--- Begin DATA FOR THIS EXERCISE ---

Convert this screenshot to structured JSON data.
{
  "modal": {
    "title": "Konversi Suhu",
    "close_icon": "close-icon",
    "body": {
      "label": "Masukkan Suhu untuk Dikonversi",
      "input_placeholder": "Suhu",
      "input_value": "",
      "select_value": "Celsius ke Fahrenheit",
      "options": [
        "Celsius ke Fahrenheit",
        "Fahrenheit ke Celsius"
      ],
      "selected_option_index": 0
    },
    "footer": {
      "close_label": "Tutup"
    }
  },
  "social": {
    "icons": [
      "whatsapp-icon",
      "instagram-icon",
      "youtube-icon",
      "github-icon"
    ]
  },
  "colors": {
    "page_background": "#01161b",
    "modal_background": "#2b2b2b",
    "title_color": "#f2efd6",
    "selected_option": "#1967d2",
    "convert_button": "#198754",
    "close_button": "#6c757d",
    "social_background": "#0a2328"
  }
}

--- End DATA FOR THIS EXERCISE ---

● **AIM OF THE TASK**
Track down all lines above with the string "Celsius" and copy them.

● **EXPECTED ANSWER**
      "select_value": "Celsius ke Fahrenheit",
        "Celsius ke Fahrenheit",
        "Fahrenheit ke Celsius"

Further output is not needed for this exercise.